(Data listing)
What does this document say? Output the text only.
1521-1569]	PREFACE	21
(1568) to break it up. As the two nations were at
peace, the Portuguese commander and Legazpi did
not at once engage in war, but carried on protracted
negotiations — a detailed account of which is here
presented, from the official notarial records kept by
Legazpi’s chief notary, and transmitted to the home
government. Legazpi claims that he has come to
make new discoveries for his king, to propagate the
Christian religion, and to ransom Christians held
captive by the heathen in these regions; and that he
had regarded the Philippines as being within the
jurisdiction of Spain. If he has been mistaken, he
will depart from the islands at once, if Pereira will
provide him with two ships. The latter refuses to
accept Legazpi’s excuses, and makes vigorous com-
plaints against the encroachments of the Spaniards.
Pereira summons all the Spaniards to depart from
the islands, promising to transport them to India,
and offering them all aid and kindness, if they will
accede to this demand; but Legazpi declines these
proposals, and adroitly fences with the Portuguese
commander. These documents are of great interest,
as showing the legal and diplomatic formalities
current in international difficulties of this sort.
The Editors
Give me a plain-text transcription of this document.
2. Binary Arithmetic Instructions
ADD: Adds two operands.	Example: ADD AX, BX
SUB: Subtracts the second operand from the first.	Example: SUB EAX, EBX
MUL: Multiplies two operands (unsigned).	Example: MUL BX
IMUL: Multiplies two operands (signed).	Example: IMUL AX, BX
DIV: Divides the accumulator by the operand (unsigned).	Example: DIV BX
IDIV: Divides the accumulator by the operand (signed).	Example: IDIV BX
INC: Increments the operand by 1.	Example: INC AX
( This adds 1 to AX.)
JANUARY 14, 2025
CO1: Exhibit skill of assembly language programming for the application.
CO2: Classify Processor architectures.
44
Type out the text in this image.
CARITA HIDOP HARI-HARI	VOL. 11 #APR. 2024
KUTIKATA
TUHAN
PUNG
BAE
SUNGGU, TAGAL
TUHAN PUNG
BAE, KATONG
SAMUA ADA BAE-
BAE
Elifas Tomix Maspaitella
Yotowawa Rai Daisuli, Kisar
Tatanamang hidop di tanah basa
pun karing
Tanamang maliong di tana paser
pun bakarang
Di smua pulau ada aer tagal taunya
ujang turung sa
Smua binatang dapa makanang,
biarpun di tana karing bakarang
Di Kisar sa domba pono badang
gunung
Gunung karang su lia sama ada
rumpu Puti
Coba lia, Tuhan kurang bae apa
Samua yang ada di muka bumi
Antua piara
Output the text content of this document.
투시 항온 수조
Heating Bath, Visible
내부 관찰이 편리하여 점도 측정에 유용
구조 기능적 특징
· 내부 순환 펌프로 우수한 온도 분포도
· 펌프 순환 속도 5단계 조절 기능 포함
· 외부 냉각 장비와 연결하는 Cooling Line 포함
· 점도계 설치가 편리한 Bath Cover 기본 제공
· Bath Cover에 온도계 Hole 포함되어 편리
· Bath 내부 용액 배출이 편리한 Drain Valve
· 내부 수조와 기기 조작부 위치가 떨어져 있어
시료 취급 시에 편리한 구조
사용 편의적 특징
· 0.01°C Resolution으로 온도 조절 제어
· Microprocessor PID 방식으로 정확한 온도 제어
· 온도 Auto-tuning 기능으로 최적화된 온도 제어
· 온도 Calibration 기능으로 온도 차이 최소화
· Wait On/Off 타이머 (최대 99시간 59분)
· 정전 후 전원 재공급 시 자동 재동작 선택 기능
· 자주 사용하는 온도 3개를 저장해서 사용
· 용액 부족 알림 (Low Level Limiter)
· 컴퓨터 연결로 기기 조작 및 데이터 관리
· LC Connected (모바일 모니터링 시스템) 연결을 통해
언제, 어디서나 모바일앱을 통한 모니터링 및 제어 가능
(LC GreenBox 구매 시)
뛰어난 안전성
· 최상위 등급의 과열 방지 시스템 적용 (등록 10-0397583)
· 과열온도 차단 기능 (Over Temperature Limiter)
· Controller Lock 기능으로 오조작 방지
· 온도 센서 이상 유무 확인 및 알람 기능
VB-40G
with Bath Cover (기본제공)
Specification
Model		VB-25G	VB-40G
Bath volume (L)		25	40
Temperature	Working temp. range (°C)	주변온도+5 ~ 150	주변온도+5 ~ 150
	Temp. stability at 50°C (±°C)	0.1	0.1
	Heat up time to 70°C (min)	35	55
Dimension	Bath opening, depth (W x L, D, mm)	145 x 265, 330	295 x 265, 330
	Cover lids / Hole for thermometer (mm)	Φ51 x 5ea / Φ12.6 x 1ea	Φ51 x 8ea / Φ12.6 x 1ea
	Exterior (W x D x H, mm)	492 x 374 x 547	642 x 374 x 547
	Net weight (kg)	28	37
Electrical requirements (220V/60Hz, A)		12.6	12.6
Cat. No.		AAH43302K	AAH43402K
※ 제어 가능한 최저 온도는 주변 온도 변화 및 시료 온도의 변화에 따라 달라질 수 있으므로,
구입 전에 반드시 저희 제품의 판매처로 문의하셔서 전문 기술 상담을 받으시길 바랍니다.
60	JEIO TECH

▸ What is being asked: Scan the material and collect every line that contains "unsigned".

▸ Result for this task:
MUL: Multiplies two operands (unsigned).	Example: MUL BX
DIV: Divides the accumulator by the operand (unsigned).	Example: DIV BX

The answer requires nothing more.